--- Objective ---
Copy each line below in which the word "series" occurs.
>> Begin
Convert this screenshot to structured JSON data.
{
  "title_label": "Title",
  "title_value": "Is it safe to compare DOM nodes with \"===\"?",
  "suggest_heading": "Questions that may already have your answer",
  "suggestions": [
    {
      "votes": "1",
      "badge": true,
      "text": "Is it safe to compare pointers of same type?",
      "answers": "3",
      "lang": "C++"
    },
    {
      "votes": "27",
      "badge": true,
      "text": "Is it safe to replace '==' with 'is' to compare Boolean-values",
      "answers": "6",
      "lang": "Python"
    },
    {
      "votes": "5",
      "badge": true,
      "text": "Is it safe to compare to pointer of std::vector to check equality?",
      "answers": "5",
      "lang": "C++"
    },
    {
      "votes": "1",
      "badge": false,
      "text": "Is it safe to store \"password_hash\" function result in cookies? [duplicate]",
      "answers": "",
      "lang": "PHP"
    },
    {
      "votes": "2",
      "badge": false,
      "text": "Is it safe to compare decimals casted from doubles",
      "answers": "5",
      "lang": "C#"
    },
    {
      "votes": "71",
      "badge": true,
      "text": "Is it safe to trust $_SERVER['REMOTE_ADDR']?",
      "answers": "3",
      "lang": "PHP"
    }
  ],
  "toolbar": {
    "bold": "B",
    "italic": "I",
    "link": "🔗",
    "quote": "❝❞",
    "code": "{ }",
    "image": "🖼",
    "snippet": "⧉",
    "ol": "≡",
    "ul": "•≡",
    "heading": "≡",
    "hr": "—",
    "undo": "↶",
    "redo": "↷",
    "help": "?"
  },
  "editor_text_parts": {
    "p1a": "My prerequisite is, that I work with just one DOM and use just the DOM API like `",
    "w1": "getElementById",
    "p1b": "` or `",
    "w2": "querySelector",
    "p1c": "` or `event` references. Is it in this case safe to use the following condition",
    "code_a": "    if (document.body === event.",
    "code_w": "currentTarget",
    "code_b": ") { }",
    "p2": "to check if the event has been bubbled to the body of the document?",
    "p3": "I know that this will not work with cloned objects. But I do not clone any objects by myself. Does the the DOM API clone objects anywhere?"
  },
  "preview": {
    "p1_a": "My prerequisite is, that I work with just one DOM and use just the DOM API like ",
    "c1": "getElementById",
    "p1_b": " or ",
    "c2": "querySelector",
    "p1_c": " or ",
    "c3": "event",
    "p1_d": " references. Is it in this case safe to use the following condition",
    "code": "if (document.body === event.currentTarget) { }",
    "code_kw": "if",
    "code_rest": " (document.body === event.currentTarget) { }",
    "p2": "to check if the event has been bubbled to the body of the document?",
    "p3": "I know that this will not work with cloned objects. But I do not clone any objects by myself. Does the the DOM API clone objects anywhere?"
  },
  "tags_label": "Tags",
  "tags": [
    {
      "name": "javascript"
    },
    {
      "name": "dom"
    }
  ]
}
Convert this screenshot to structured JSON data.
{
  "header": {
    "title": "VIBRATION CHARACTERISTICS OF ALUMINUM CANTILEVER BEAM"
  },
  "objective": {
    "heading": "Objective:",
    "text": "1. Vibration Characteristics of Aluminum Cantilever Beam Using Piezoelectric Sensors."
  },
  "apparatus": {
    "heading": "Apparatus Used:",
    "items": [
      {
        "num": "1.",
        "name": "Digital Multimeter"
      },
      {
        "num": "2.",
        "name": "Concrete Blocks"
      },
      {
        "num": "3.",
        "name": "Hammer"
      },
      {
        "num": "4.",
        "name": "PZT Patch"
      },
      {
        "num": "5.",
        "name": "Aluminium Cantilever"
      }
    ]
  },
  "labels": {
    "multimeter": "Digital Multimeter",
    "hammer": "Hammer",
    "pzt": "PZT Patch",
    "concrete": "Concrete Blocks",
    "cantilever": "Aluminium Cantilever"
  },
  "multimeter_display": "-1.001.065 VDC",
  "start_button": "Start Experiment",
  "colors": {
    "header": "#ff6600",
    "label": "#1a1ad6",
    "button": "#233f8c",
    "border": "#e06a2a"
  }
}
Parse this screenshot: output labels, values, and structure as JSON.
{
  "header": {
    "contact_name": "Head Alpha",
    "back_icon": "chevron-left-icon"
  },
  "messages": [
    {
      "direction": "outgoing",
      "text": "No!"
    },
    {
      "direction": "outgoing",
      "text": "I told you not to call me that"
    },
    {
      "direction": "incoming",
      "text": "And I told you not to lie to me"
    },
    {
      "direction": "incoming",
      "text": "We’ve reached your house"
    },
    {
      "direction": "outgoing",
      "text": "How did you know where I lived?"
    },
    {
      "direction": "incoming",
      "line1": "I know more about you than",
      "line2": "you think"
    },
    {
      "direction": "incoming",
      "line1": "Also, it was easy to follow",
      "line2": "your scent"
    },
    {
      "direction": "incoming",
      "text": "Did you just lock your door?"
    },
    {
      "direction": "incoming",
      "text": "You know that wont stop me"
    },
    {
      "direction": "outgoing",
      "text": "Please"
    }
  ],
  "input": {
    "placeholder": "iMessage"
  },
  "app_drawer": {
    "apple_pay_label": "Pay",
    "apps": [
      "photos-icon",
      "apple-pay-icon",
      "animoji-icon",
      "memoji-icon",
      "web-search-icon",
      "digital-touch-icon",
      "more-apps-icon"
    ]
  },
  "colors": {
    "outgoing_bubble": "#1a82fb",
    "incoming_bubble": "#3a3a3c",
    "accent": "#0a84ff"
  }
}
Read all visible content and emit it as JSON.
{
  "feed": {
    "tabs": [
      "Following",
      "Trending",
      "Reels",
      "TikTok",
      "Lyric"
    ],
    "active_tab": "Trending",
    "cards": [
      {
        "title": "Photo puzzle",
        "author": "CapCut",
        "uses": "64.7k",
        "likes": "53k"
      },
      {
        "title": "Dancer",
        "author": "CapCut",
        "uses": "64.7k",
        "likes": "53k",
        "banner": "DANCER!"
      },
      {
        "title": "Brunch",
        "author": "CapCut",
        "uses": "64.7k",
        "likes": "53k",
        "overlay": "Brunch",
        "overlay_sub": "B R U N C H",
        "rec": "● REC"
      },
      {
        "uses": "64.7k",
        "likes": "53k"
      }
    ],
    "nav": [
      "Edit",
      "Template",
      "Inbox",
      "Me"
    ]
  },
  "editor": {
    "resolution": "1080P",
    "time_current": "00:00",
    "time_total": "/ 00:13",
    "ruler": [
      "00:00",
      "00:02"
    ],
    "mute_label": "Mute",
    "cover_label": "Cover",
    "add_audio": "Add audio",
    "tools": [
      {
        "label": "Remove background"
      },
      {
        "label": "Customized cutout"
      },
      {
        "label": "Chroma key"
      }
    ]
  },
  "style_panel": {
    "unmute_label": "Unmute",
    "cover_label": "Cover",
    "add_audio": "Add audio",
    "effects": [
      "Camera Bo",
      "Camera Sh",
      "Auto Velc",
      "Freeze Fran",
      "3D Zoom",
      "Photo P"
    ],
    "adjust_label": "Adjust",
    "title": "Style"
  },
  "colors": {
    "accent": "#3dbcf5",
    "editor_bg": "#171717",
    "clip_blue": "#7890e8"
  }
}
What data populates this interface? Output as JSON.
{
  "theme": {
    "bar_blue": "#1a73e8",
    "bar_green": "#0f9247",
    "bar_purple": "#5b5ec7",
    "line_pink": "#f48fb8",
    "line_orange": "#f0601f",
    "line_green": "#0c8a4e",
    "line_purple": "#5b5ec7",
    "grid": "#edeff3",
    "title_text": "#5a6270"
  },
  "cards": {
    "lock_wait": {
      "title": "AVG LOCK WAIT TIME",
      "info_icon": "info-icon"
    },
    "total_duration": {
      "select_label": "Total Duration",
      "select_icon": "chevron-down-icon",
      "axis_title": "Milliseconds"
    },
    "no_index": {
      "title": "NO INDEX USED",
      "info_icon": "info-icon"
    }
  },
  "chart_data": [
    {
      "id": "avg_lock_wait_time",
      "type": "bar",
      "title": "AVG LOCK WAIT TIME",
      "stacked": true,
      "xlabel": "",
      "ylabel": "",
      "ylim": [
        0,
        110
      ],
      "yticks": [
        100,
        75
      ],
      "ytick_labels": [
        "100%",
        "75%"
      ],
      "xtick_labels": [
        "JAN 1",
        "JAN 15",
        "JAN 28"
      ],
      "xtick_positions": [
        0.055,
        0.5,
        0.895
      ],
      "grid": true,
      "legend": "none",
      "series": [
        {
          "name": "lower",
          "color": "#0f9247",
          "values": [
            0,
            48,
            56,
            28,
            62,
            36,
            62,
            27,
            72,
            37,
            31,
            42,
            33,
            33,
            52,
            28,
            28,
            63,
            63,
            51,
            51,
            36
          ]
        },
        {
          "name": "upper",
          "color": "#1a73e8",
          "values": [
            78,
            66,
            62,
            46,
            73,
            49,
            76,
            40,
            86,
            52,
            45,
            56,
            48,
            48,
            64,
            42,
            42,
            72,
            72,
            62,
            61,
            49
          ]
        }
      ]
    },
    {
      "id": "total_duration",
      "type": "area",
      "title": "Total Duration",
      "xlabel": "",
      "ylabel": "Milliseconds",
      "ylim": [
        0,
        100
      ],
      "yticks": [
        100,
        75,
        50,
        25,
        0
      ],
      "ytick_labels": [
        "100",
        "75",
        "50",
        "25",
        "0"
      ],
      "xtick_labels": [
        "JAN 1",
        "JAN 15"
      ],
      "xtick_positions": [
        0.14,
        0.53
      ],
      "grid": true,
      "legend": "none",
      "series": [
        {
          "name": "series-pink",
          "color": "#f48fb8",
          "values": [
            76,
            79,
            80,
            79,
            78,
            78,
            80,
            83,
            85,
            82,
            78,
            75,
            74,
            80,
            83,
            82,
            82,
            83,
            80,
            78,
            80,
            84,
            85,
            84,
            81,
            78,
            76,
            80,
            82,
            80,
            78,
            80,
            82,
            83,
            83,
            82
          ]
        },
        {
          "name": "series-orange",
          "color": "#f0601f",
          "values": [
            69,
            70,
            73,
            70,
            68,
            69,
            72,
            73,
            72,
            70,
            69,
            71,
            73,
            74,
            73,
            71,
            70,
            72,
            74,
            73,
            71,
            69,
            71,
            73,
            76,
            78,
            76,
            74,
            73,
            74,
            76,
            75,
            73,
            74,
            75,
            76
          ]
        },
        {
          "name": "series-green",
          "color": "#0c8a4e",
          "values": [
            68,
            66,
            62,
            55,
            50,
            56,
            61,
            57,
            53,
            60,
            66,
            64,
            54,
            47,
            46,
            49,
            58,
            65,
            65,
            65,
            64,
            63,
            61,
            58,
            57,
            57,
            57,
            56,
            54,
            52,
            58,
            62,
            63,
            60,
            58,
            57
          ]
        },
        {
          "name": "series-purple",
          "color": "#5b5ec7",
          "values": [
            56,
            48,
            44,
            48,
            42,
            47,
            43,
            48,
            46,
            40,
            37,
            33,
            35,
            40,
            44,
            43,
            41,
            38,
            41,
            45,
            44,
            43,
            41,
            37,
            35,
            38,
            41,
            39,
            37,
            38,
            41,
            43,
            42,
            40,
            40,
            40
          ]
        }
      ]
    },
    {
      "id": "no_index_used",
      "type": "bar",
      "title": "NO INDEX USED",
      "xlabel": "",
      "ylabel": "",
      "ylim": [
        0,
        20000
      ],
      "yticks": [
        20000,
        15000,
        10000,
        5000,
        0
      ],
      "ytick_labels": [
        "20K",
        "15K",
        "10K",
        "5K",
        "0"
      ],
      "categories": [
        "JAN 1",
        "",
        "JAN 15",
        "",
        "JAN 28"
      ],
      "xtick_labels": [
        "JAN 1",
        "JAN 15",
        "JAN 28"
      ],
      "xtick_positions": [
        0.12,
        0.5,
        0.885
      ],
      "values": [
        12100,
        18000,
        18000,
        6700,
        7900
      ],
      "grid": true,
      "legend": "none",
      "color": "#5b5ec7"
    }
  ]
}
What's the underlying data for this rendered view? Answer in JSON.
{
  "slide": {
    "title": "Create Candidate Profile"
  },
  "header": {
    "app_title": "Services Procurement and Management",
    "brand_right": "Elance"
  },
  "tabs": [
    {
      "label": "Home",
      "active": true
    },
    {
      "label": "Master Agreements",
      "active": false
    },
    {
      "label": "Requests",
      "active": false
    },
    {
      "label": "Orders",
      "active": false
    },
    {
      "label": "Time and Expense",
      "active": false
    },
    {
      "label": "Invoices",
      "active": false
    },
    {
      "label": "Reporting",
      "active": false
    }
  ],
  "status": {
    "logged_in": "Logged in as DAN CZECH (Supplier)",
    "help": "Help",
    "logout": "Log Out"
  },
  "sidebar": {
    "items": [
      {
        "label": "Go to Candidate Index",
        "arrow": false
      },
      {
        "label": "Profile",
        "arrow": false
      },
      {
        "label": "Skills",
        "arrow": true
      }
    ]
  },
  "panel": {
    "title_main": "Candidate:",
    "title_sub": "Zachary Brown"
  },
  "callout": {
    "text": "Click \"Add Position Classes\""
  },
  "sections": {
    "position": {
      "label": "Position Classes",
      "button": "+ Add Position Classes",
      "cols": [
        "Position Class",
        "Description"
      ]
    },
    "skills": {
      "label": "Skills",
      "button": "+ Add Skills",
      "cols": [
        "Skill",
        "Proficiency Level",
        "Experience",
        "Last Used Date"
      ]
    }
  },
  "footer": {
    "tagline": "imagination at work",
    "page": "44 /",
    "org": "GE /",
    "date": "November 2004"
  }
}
>> End
--- Written answer ---
      "series": [
      "series": [
          "name": "series-pink",
          "name": "series-orange",
          "name": "series-green",
          "name": "series-purple",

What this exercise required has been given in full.